**Exercise instructions:** State the number of lines that hold the string "HOME", with nothing added.

**Dataset rows:**

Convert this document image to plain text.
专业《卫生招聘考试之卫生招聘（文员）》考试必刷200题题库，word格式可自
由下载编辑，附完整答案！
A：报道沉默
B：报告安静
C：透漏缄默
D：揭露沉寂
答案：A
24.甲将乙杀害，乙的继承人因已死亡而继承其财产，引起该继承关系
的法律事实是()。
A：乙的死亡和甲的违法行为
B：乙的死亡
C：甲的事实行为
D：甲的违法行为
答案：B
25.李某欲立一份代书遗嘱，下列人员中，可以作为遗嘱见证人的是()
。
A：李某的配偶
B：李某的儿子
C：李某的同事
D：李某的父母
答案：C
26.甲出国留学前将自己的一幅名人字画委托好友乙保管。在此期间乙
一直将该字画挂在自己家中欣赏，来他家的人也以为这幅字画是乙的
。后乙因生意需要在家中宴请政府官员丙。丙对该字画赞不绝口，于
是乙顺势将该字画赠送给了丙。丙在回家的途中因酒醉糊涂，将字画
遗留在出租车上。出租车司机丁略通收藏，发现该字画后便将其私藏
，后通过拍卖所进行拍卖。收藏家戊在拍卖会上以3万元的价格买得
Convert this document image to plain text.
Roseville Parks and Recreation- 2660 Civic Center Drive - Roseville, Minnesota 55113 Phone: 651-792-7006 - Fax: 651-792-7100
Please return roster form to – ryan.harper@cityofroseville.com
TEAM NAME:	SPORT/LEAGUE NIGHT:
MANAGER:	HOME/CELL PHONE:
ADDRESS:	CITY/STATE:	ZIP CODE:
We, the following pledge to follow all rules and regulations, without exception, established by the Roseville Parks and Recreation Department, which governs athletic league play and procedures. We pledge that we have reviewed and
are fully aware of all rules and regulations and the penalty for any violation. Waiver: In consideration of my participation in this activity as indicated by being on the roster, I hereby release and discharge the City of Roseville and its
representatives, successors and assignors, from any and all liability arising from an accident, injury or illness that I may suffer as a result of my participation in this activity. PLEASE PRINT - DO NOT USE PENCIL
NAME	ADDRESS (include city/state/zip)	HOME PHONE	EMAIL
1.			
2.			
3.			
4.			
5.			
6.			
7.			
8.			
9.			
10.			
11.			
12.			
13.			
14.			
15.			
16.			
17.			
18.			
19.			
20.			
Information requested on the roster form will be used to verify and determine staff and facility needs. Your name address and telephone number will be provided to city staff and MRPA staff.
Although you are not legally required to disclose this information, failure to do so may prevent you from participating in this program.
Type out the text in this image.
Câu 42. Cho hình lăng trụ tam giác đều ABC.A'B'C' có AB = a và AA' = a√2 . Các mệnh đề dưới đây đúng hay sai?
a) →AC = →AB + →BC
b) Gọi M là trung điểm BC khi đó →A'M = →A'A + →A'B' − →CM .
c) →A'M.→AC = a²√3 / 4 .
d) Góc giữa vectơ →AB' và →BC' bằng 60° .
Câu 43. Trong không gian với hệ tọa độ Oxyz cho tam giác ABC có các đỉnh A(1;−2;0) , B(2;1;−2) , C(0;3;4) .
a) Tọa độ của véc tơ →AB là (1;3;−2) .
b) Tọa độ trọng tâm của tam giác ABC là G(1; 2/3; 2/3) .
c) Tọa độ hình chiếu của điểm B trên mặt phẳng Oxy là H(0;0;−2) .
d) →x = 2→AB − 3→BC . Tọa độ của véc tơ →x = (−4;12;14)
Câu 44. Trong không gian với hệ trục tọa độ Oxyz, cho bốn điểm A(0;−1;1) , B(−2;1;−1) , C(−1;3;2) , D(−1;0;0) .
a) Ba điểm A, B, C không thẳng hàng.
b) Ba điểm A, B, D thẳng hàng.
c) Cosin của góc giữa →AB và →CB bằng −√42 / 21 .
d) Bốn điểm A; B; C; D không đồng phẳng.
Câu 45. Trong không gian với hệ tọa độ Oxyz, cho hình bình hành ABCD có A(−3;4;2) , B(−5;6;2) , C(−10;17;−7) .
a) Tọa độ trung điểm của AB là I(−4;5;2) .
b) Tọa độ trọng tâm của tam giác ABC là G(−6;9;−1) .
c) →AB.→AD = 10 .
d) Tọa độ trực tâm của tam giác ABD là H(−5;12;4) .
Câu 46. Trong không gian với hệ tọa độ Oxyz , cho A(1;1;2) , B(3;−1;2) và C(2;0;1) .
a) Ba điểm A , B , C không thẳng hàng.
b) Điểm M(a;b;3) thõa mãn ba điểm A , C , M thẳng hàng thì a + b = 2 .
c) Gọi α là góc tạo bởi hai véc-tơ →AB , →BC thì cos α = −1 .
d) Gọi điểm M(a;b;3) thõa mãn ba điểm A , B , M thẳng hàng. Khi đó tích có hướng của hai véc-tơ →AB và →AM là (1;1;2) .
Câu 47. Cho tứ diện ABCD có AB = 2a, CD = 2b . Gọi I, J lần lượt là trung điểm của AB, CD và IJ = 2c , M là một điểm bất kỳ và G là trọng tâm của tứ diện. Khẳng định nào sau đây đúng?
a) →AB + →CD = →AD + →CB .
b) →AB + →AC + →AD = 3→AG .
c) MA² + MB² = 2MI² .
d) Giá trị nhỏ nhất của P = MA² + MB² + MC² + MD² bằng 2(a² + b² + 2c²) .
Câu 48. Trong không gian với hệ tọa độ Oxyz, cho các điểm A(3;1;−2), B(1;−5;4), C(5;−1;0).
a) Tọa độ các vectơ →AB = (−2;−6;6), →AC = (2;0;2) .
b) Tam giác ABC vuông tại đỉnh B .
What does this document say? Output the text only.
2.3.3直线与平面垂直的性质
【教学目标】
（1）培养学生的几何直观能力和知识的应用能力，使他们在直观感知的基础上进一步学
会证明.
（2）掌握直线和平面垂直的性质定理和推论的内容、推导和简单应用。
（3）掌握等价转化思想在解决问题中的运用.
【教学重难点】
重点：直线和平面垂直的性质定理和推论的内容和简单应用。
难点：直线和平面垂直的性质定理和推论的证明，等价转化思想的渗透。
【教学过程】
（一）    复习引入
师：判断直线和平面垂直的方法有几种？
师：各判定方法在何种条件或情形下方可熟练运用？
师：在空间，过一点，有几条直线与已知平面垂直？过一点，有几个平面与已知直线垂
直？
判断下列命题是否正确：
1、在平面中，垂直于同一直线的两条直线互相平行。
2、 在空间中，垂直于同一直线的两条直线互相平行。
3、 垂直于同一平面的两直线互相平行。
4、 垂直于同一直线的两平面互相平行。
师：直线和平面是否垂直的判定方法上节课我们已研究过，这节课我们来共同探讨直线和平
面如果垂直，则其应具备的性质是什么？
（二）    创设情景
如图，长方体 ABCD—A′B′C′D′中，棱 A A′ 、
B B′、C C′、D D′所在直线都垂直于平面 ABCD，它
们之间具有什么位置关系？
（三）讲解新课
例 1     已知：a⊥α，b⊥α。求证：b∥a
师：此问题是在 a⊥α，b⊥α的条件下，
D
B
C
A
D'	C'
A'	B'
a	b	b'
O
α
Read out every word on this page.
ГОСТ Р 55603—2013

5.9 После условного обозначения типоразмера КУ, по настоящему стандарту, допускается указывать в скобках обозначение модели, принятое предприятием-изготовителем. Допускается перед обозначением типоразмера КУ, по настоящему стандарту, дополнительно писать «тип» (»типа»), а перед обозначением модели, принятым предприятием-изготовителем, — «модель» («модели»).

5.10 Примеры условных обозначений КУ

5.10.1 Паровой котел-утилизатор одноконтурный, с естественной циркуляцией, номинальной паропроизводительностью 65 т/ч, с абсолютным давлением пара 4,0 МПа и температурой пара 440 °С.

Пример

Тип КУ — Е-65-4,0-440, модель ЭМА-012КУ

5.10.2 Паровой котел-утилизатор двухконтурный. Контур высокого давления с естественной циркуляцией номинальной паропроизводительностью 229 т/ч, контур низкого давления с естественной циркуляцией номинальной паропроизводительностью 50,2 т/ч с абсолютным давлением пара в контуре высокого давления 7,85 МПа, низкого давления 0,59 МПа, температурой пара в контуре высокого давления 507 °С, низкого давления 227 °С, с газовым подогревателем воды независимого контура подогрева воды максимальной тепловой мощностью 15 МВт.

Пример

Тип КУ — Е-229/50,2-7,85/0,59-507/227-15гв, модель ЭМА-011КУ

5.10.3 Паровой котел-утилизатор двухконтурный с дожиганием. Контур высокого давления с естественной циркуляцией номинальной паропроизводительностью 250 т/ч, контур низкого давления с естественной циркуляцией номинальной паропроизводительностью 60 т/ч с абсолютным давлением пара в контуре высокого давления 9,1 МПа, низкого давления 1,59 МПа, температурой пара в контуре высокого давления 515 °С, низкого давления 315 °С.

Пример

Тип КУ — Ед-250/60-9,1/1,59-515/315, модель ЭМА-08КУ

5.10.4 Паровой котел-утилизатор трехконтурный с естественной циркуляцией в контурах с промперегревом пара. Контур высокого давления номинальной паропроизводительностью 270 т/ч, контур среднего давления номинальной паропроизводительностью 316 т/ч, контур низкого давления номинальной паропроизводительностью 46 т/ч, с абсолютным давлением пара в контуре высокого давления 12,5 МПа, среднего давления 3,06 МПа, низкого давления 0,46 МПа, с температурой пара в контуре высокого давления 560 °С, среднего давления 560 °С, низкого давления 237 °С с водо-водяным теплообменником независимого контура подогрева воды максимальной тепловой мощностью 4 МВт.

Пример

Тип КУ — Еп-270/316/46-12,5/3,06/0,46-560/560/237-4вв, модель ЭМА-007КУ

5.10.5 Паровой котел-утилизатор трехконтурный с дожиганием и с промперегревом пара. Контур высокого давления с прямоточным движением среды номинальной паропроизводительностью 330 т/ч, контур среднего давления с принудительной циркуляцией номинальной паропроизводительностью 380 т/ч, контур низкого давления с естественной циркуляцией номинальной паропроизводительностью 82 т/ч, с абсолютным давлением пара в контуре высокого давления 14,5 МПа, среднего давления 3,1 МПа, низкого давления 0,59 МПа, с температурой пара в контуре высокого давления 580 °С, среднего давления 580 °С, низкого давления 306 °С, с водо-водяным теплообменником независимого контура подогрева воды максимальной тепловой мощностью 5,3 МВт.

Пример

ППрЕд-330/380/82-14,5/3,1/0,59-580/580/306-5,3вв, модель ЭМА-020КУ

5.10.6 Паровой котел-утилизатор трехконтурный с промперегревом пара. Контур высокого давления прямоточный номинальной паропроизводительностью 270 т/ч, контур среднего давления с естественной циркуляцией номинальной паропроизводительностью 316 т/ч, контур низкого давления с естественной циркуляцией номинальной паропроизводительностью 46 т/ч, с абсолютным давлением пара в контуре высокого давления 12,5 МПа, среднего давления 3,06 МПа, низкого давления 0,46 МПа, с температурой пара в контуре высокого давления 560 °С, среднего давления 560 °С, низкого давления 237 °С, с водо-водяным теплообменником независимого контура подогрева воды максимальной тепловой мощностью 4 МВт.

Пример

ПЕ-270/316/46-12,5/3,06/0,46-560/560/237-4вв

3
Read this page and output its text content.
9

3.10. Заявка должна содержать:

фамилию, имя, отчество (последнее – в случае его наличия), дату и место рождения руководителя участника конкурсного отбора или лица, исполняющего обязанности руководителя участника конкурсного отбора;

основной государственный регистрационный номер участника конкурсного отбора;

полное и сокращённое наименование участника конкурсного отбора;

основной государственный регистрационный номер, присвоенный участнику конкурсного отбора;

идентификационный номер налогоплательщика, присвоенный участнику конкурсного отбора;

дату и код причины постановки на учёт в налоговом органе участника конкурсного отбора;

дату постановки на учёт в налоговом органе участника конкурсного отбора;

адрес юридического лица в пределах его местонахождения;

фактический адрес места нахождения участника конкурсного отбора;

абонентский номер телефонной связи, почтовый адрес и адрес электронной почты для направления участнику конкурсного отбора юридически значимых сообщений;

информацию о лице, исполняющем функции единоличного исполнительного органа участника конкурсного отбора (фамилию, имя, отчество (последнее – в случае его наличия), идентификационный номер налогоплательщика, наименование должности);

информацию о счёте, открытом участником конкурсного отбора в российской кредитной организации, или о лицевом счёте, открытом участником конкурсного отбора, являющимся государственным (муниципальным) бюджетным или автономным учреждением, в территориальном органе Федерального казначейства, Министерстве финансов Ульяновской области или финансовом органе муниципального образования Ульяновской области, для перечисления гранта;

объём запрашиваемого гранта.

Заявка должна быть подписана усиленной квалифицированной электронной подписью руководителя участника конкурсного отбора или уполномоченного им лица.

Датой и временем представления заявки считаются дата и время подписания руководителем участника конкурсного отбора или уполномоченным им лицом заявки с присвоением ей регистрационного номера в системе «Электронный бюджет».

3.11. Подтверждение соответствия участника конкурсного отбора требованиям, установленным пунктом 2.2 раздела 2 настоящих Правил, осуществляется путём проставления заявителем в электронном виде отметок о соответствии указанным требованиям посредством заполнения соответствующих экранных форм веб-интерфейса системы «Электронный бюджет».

**Task response:** 2